◆ Objective
Examine the records and identify each line that includes the string "admin". Copy those lines.

**** Dataset content

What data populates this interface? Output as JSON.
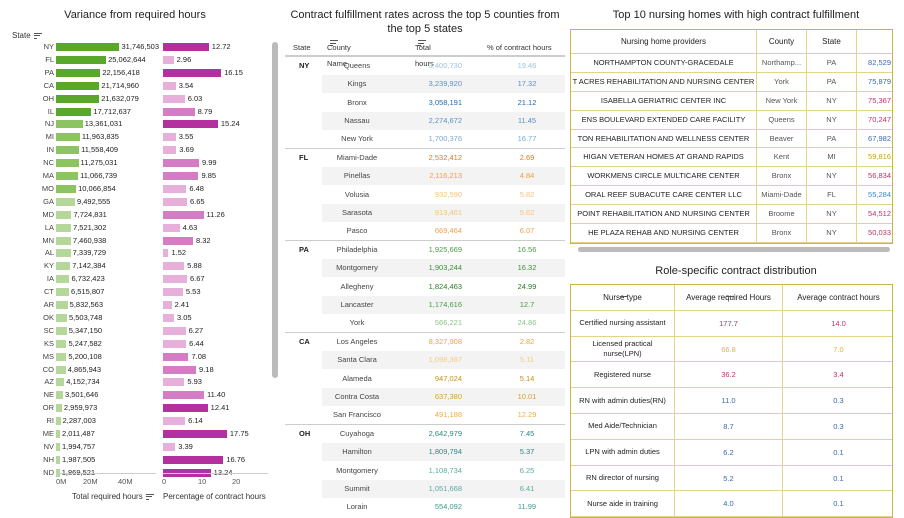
{
  "left": {
    "title": "Variance from required hours",
    "state_header": "State",
    "axis1_ticks": [
      "0M",
      "20M",
      "40M"
    ],
    "axis2_ticks": [
      "0",
      "10",
      "20"
    ],
    "axis1_title": "Total required hours",
    "axis2_title": "Percentage of contract hours",
    "rows": [
      {
        "state": "NY",
        "hours": "31,746,503",
        "pct": "12.72",
        "h": 31746503,
        "p": 12.72
      },
      {
        "state": "FL",
        "hours": "25,062,644",
        "pct": "2.96",
        "h": 25062644,
        "p": 2.96
      },
      {
        "state": "PA",
        "hours": "22,156,418",
        "pct": "16.15",
        "h": 22156418,
        "p": 16.15
      },
      {
        "state": "CA",
        "hours": "21,714,960",
        "pct": "3.54",
        "h": 21714960,
        "p": 3.54
      },
      {
        "state": "OH",
        "hours": "21,632,079",
        "pct": "6.03",
        "h": 21632079,
        "p": 6.03
      },
      {
        "state": "IL",
        "hours": "17,712,637",
        "pct": "8.79",
        "h": 17712637,
        "p": 8.79
      },
      {
        "state": "NJ",
        "hours": "13,361,031",
        "pct": "15.24",
        "h": 13361031,
        "p": 15.24
      },
      {
        "state": "MI",
        "hours": "11,963,835",
        "pct": "3.55",
        "h": 11963835,
        "p": 3.55
      },
      {
        "state": "IN",
        "hours": "11,558,409",
        "pct": "3.69",
        "h": 11558409,
        "p": 3.69
      },
      {
        "state": "NC",
        "hours": "11,275,031",
        "pct": "9.99",
        "h": 11275031,
        "p": 9.99
      },
      {
        "state": "MA",
        "hours": "11,066,739",
        "pct": "9.85",
        "h": 11066739,
        "p": 9.85
      },
      {
        "state": "MO",
        "hours": "10,066,854",
        "pct": "6.48",
        "h": 10066854,
        "p": 6.48
      },
      {
        "state": "GA",
        "hours": "9,492,555",
        "pct": "6.65",
        "h": 9492555,
        "p": 6.65
      },
      {
        "state": "MD",
        "hours": "7,724,831",
        "pct": "11.26",
        "h": 7724831,
        "p": 11.26
      },
      {
        "state": "LA",
        "hours": "7,521,302",
        "pct": "4.63",
        "h": 7521302,
        "p": 4.63
      },
      {
        "state": "MN",
        "hours": "7,460,938",
        "pct": "8.32",
        "h": 7460938,
        "p": 8.32
      },
      {
        "state": "AL",
        "hours": "7,339,729",
        "pct": "1.52",
        "h": 7339729,
        "p": 1.52
      },
      {
        "state": "KY",
        "hours": "7,142,384",
        "pct": "5.88",
        "h": 7142384,
        "p": 5.88
      },
      {
        "state": "IA",
        "hours": "6,732,423",
        "pct": "6.67",
        "h": 6732423,
        "p": 6.67
      },
      {
        "state": "CT",
        "hours": "6,515,807",
        "pct": "5.53",
        "h": 6515807,
        "p": 5.53
      },
      {
        "state": "AR",
        "hours": "5,832,563",
        "pct": "2.41",
        "h": 5832563,
        "p": 2.41
      },
      {
        "state": "OK",
        "hours": "5,503,748",
        "pct": "3.05",
        "h": 5503748,
        "p": 3.05
      },
      {
        "state": "SC",
        "hours": "5,347,150",
        "pct": "6.27",
        "h": 5347150,
        "p": 6.27
      },
      {
        "state": "KS",
        "hours": "5,247,582",
        "pct": "6.44",
        "h": 5247582,
        "p": 6.44
      },
      {
        "state": "MS",
        "hours": "5,200,108",
        "pct": "7.08",
        "h": 5200108,
        "p": 7.08
      },
      {
        "state": "CO",
        "hours": "4,865,943",
        "pct": "9.18",
        "h": 4865943,
        "p": 9.18
      },
      {
        "state": "AZ",
        "hours": "4,152,734",
        "pct": "5.93",
        "h": 4152734,
        "p": 5.93
      },
      {
        "state": "NE",
        "hours": "3,501,646",
        "pct": "11.40",
        "h": 3501646,
        "p": 11.4
      },
      {
        "state": "OR",
        "hours": "2,959,973",
        "pct": "12.41",
        "h": 2959973,
        "p": 12.41
      },
      {
        "state": "RI",
        "hours": "2,287,003",
        "pct": "6.14",
        "h": 2287003,
        "p": 6.14
      },
      {
        "state": "ME",
        "hours": "2,011,487",
        "pct": "17.75",
        "h": 2011487,
        "p": 17.75
      },
      {
        "state": "NV",
        "hours": "1,994,757",
        "pct": "3.39",
        "h": 1994757,
        "p": 3.39
      },
      {
        "state": "NH",
        "hours": "1,987,505",
        "pct": "16.76",
        "h": 1987505,
        "p": 16.76
      },
      {
        "state": "ND",
        "hours": "1,869,521",
        "pct": "13.24",
        "h": 1869521,
        "p": 13.24
      }
    ]
  },
  "mid": {
    "title": "Contract fulfillment rates across the top 5 counties from the top 5 states",
    "headers": {
      "state": "State",
      "county": "County Name",
      "total": "Total hours",
      "pct": "% of contract hours"
    },
    "groups": [
      {
        "state": "NY",
        "rows": [
          {
            "county": "Queens",
            "total": "3,400,730",
            "pct": "19.46",
            "color": "#9cc4e0"
          },
          {
            "county": "Kings",
            "total": "3,239,920",
            "pct": "17.32",
            "color": "#5b8fc0"
          },
          {
            "county": "Bronx",
            "total": "3,058,191",
            "pct": "21.12",
            "color": "#2b6aa8"
          },
          {
            "county": "Nassau",
            "total": "2,274,672",
            "pct": "11.45",
            "color": "#5b8fc0"
          },
          {
            "county": "New York",
            "total": "1,700,376",
            "pct": "16.77",
            "color": "#7aaad2"
          }
        ]
      },
      {
        "state": "FL",
        "rows": [
          {
            "county": "Miami-Dade",
            "total": "2,532,412",
            "pct": "2.69",
            "color": "#e07a22"
          },
          {
            "county": "Pinellas",
            "total": "2,116,213",
            "pct": "4.84",
            "color": "#f0a040"
          },
          {
            "county": "Volusia",
            "total": "932,590",
            "pct": "5.82",
            "color": "#f6c27a"
          },
          {
            "county": "Sarasota",
            "total": "913,401",
            "pct": "5.62",
            "color": "#f6c27a"
          },
          {
            "county": "Pasco",
            "total": "669,464",
            "pct": "6.07",
            "color": "#eba050"
          }
        ]
      },
      {
        "state": "PA",
        "rows": [
          {
            "county": "Philadelphia",
            "total": "1,925,669",
            "pct": "16.56",
            "color": "#4a9a48"
          },
          {
            "county": "Montgomery",
            "total": "1,903,244",
            "pct": "16.32",
            "color": "#3f8f3d"
          },
          {
            "county": "Allegheny",
            "total": "1,824,463",
            "pct": "24.99",
            "color": "#2a7a2a"
          },
          {
            "county": "Lancaster",
            "total": "1,174,616",
            "pct": "12.7",
            "color": "#4a9a48"
          },
          {
            "county": "York",
            "total": "566,221",
            "pct": "24.86",
            "color": "#8bc48a"
          }
        ]
      },
      {
        "state": "CA",
        "rows": [
          {
            "county": "Los Angeles",
            "total": "8,327,908",
            "pct": "2.82",
            "color": "#e8a838"
          },
          {
            "county": "Santa Clara",
            "total": "1,098,367",
            "pct": "5.11",
            "color": "#f3cc80"
          },
          {
            "county": "Alameda",
            "total": "947,024",
            "pct": "5.14",
            "color": "#c8901a"
          },
          {
            "county": "Contra Costa",
            "total": "637,380",
            "pct": "10.01",
            "color": "#d9a030"
          },
          {
            "county": "San Francisco",
            "total": "491,188",
            "pct": "12.29",
            "color": "#e8b040"
          }
        ]
      },
      {
        "state": "OH",
        "rows": [
          {
            "county": "Cuyahoga",
            "total": "2,642,979",
            "pct": "7.45",
            "color": "#2a8a82"
          },
          {
            "county": "Hamilton",
            "total": "1,809,794",
            "pct": "5.37",
            "color": "#2a8a82"
          },
          {
            "county": "Montgomery",
            "total": "1,108,734",
            "pct": "6.25",
            "color": "#5aaaa2"
          },
          {
            "county": "Summit",
            "total": "1,051,668",
            "pct": "6.41",
            "color": "#5aaaa2"
          },
          {
            "county": "Lorain",
            "total": "554,092",
            "pct": "11.99",
            "color": "#3a9a92"
          }
        ]
      }
    ]
  },
  "rt": {
    "title": "Top 10 nursing homes with high contract fulfillment",
    "headers": {
      "provider": "Nursing home providers",
      "county": "County",
      "state": "State"
    },
    "rows": [
      {
        "provider": "NORTHAMPTON COUNTY-GRACEDALE",
        "county": "Northamp...",
        "state": "PA",
        "val": "82,529",
        "color": "#3a6aa8"
      },
      {
        "provider": "T ACRES REHABILITATION AND NURSING CENTER",
        "county": "York",
        "state": "PA",
        "val": "75,879",
        "color": "#3a6aa8"
      },
      {
        "provider": "ISABELLA GERIATRIC CENTER INC",
        "county": "New York",
        "state": "NY",
        "val": "75,367",
        "color": "#c0306a"
      },
      {
        "provider": "ENS BOULEVARD EXTENDED CARE FACILITY",
        "county": "Queens",
        "state": "NY",
        "val": "70,247",
        "color": "#c0306a"
      },
      {
        "provider": "TON REHABILITATION AND WELLNESS CENTER",
        "county": "Beaver",
        "state": "PA",
        "val": "67,982",
        "color": "#3a6aa8"
      },
      {
        "provider": "HIGAN VETERAN HOMES AT GRAND RAPIDS",
        "county": "Kent",
        "state": "MI",
        "val": "59,816",
        "color": "#c8a020"
      },
      {
        "provider": "WORKMENS CIRCLE MULTICARE CENTER",
        "county": "Bronx",
        "state": "NY",
        "val": "56,834",
        "color": "#c0306a"
      },
      {
        "provider": "ORAL REEF SUBACUTE CARE CENTER LLC",
        "county": "Miami-Dade",
        "state": "FL",
        "val": "55,284",
        "color": "#3a8ac8"
      },
      {
        "provider": "POINT REHABILITATION AND NURSING CENTER",
        "county": "Broome",
        "state": "NY",
        "val": "54,512",
        "color": "#c0306a"
      },
      {
        "provider": "HE PLAZA REHAB AND NURSING CENTER",
        "county": "Bronx",
        "state": "NY",
        "val": "50,033",
        "color": "#c0306a"
      }
    ]
  },
  "rb": {
    "title": "Role-specific contract distribution",
    "headers": {
      "type": "Nurse type",
      "req": "Average required Hours",
      "con": "Average contract hours"
    },
    "rows": [
      {
        "type": "Certified nursing assistant",
        "req": "177.7",
        "con": "14.0",
        "rc": "#c0306a",
        "cc": "#c0306a"
      },
      {
        "type": "Licensed practical nurse(LPN)",
        "req": "66.8",
        "con": "7.0",
        "rc": "#d8b840",
        "cc": "#d8b840"
      },
      {
        "type": "Registered nurse",
        "req": "36.2",
        "con": "3.4",
        "rc": "#c0306a",
        "cc": "#c0306a"
      },
      {
        "type": "RN with admin duties(RN)",
        "req": "11.0",
        "con": "0.3",
        "rc": "#3a6aa8",
        "cc": "#3a6aa8"
      },
      {
        "type": "Med Aide/Technician",
        "req": "8.7",
        "con": "0.3",
        "rc": "#3a6aa8",
        "cc": "#3a6aa8"
      },
      {
        "type": "LPN with admin duties",
        "req": "6.2",
        "con": "0.1",
        "rc": "#3a6aa8",
        "cc": "#3a6aa8"
      },
      {
        "type": "RN director of nursing",
        "req": "5.2",
        "con": "0.1",
        "rc": "#3a6aa8",
        "cc": "#3a6aa8"
      },
      {
        "type": "Nurse aide in training",
        "req": "4.0",
        "con": "0.1",
        "rc": "#3a6aa8",
        "cc": "#3a6aa8"
      }
    ]
  }
}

********

◆ Solution to the problem
        "type": "RN with admin duties(RN)",
        "type": "LPN with admin duties",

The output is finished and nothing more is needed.